# GIVEN INSTRUCTION
From the entries below, gather every line containing the string "resumed".

# DATASET ROWS
----------------
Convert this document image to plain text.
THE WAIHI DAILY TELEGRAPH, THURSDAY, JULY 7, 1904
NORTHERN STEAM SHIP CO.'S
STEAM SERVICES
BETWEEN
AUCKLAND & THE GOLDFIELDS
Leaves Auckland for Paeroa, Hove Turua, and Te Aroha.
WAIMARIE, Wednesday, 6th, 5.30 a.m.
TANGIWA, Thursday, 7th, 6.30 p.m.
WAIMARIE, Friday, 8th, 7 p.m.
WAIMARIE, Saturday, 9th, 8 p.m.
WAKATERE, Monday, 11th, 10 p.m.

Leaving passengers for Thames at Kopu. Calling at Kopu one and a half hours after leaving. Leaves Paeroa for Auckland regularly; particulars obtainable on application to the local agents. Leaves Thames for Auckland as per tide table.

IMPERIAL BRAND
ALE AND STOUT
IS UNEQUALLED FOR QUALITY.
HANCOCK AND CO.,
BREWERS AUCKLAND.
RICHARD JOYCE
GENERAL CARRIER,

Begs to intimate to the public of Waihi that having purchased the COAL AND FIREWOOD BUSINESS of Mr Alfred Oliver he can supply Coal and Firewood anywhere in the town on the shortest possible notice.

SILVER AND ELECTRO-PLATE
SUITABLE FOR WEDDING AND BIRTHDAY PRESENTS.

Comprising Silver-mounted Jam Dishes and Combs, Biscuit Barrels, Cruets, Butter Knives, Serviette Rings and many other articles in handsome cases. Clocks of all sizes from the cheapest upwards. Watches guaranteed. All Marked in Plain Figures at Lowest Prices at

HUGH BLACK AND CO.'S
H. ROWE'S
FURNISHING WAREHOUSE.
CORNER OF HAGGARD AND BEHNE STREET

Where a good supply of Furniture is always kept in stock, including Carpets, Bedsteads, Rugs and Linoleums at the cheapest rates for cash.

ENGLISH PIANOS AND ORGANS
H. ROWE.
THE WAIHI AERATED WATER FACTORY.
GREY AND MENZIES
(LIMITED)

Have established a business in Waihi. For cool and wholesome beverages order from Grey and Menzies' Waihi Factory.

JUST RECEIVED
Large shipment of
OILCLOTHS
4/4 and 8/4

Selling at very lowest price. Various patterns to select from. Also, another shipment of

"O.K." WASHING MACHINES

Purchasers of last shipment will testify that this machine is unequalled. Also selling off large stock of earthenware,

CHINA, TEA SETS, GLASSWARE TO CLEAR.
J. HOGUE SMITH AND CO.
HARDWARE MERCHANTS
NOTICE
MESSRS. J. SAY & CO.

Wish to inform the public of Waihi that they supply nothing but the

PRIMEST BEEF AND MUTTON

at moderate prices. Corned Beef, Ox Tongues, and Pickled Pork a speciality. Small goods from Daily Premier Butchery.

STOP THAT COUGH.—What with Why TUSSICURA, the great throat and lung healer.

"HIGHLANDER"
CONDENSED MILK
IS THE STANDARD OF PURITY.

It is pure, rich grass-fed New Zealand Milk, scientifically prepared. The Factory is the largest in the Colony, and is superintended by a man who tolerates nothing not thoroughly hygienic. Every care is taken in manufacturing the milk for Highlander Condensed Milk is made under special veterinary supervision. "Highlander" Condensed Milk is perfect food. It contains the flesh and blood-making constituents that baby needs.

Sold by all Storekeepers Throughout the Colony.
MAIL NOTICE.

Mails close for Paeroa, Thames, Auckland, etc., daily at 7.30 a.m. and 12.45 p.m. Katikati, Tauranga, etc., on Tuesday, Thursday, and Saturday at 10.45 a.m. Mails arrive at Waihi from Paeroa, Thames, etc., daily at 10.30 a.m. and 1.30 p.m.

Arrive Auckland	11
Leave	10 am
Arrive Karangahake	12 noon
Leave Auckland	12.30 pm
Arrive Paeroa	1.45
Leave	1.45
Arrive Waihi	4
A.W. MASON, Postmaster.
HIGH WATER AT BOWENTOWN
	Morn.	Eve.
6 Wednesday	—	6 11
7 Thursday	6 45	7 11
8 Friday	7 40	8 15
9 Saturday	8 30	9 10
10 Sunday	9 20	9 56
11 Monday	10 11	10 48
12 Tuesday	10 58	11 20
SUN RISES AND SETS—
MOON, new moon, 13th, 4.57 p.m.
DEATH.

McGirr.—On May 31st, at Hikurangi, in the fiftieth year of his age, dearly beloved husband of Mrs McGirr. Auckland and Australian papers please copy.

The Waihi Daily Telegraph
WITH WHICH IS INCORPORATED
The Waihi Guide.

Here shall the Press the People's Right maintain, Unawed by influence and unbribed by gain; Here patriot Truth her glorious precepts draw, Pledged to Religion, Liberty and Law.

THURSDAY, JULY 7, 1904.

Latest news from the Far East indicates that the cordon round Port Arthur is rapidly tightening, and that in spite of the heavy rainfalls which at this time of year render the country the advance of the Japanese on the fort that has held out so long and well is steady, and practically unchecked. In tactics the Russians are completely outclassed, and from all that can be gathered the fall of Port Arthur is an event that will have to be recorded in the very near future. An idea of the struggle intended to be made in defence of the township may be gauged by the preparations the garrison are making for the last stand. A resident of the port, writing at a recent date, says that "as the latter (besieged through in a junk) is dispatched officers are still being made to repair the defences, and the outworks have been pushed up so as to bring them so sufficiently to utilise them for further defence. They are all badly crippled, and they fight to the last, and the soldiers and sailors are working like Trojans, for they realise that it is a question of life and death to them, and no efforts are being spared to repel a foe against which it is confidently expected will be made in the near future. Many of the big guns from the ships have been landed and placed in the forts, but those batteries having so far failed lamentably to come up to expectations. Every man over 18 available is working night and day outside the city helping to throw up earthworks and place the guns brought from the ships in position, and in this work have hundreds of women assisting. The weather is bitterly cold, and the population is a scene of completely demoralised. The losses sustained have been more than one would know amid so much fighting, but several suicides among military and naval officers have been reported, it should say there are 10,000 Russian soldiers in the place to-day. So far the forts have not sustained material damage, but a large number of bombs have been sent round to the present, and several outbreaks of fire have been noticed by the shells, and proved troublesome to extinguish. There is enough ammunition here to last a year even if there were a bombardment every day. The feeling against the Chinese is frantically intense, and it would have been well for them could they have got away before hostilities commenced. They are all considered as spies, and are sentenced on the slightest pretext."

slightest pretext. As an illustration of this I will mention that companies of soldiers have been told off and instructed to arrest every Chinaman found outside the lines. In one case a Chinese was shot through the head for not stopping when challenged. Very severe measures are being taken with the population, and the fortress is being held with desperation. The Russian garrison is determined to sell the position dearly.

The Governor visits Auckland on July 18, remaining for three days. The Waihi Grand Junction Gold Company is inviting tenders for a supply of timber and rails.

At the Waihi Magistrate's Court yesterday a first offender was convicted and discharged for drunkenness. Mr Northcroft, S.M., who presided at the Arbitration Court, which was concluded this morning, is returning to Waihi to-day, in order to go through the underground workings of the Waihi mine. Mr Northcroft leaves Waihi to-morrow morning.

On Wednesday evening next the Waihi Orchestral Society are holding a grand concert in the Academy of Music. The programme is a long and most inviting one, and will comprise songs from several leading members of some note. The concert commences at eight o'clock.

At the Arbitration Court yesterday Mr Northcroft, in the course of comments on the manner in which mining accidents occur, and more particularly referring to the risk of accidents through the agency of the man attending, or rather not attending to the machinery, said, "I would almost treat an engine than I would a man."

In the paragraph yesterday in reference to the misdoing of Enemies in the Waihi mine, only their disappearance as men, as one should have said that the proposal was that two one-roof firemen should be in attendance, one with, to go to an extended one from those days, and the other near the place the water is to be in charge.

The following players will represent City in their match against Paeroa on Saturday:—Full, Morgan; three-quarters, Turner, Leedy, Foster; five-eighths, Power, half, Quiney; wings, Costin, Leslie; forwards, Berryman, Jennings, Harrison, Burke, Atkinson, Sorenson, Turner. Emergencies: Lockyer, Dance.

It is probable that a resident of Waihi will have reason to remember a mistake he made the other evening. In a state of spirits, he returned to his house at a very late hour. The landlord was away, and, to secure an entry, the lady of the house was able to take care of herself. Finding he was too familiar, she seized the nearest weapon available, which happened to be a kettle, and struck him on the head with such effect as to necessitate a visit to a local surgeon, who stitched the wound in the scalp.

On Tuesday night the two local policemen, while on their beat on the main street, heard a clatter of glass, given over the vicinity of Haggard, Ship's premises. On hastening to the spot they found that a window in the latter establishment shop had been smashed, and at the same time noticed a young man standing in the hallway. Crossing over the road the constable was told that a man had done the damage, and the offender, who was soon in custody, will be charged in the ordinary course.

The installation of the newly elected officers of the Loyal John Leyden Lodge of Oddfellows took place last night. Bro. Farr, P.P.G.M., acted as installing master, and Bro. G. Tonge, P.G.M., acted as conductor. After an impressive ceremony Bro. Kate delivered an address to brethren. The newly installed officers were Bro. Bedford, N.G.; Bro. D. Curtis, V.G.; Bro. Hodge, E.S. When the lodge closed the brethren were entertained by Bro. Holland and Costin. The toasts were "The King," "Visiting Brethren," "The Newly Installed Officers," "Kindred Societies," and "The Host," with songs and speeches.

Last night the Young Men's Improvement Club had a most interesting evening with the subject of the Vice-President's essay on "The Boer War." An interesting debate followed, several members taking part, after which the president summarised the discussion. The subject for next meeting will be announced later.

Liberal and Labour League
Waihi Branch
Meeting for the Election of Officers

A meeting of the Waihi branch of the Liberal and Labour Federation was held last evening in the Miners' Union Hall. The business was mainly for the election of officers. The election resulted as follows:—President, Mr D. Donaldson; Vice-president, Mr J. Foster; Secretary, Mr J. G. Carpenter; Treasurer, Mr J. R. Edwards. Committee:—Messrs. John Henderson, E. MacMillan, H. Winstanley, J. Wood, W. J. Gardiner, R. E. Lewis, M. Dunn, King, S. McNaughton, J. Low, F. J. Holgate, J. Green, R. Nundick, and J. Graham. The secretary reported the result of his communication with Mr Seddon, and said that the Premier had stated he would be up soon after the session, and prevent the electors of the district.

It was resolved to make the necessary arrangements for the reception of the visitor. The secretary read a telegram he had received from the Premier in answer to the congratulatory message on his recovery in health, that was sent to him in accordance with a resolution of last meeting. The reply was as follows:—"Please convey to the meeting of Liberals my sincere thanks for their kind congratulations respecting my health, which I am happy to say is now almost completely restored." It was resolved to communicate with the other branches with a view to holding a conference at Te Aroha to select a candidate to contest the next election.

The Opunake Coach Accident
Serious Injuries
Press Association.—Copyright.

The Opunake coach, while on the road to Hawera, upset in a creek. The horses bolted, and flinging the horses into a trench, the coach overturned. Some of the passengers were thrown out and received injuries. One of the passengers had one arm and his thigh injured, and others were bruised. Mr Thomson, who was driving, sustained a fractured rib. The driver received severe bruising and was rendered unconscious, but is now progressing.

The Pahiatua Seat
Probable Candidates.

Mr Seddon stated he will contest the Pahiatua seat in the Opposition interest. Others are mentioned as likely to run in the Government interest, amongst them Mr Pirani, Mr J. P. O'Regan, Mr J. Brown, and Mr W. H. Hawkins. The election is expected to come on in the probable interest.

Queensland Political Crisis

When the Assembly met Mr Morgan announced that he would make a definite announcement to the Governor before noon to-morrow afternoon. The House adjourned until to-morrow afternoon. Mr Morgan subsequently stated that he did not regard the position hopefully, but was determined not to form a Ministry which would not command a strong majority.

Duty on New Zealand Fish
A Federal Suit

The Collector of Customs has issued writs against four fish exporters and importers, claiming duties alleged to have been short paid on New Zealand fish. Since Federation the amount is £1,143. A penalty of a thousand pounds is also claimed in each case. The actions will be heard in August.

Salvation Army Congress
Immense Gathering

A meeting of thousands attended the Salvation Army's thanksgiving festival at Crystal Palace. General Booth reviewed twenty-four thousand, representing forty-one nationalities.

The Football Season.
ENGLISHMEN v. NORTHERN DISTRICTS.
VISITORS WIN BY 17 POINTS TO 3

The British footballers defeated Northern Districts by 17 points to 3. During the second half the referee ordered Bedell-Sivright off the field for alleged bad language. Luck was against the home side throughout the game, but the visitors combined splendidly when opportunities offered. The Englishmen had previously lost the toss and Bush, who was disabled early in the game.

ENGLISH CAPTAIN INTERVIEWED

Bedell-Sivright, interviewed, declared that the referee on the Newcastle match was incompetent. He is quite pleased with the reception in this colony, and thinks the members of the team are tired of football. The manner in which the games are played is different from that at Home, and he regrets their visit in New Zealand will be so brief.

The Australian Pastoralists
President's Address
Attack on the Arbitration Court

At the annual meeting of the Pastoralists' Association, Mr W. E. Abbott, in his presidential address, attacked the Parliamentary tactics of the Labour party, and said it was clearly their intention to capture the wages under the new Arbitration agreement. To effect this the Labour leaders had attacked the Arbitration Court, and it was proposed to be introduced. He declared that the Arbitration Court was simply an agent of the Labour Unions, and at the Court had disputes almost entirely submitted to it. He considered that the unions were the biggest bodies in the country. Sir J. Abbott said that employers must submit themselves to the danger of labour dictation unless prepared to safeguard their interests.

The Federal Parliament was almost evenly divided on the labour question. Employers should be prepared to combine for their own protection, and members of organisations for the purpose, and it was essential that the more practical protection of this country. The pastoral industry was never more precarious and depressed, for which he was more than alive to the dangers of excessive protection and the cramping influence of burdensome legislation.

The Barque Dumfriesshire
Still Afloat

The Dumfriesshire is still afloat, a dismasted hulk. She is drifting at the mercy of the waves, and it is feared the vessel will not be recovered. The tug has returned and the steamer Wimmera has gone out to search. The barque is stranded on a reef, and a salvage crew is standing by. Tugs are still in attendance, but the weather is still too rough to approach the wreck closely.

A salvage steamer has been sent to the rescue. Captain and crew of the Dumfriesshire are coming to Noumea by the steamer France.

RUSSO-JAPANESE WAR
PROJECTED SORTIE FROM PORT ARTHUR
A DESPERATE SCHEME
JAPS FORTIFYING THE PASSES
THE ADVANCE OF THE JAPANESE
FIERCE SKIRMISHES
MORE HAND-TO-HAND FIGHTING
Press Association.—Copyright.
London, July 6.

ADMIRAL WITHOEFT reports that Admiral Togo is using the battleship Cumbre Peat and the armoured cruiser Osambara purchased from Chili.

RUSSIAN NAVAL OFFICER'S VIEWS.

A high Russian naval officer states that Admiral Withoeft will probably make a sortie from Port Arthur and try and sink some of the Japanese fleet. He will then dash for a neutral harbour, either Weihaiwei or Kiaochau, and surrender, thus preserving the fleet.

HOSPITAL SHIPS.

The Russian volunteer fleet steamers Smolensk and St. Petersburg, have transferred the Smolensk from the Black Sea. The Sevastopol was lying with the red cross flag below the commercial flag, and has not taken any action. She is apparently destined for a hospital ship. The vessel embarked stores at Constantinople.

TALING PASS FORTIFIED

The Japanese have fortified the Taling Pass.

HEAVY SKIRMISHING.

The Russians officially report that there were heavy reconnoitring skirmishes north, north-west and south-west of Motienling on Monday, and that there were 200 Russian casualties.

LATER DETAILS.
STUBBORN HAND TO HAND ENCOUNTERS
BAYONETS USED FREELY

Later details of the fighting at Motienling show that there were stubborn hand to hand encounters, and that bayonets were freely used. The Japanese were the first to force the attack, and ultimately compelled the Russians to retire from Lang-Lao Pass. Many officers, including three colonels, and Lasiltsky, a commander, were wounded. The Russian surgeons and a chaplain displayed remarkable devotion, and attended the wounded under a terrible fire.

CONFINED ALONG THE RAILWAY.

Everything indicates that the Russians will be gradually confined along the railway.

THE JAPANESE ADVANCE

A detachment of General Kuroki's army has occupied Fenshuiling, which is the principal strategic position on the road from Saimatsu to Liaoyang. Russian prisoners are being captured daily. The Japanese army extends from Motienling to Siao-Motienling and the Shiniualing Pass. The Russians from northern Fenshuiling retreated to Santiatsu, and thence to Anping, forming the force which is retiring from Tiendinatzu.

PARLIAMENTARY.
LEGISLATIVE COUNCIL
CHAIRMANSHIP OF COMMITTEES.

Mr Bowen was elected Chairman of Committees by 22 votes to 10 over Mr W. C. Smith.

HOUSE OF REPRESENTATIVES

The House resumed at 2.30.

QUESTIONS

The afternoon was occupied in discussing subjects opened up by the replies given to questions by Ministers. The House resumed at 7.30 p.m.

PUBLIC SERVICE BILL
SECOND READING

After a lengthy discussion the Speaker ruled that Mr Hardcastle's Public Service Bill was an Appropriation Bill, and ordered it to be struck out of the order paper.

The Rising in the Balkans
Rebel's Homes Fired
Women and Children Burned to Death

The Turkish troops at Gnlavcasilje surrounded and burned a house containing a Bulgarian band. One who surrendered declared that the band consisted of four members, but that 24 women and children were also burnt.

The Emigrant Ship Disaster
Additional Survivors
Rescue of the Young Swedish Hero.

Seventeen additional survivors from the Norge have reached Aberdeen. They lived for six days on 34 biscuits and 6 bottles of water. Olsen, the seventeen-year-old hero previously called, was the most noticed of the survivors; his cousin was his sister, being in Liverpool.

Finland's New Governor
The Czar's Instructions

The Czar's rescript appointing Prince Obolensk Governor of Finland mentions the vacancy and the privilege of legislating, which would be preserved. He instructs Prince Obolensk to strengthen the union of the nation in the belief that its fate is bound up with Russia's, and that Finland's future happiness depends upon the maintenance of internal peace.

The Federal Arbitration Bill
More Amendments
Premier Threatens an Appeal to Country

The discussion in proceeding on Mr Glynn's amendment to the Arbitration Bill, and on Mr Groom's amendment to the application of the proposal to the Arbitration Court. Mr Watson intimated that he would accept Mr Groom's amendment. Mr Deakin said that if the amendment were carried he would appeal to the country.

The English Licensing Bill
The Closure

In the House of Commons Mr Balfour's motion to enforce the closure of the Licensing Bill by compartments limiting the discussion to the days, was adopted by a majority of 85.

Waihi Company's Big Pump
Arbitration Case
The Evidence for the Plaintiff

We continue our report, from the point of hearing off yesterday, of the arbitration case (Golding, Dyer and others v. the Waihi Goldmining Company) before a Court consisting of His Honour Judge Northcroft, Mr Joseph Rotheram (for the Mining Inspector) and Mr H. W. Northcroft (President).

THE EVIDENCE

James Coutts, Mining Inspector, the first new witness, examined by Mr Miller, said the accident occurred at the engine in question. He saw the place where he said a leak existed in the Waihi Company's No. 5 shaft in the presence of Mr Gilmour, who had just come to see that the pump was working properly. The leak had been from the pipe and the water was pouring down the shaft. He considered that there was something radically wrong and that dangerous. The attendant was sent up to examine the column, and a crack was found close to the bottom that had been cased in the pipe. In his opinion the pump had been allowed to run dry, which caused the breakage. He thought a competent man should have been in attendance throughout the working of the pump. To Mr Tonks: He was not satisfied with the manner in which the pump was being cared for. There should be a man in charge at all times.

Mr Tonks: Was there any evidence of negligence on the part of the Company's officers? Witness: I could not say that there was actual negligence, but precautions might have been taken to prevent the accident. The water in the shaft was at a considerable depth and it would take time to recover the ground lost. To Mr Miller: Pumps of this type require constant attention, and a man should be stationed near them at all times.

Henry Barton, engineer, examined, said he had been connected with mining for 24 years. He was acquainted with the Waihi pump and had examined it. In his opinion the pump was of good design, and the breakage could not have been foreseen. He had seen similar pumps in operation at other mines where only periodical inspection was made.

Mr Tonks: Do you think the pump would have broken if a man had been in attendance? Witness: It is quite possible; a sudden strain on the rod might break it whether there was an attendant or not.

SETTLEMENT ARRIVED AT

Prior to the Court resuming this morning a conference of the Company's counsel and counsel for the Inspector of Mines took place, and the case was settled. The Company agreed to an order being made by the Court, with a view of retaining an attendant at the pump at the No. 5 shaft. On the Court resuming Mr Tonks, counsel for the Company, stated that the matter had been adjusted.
----------------
# RESPONSE
The House resumed at 2.30.
The afternoon was occupied in discussing subjects opened up by the replies given to questions by Ministers. The House resumed at 7.30 p.m.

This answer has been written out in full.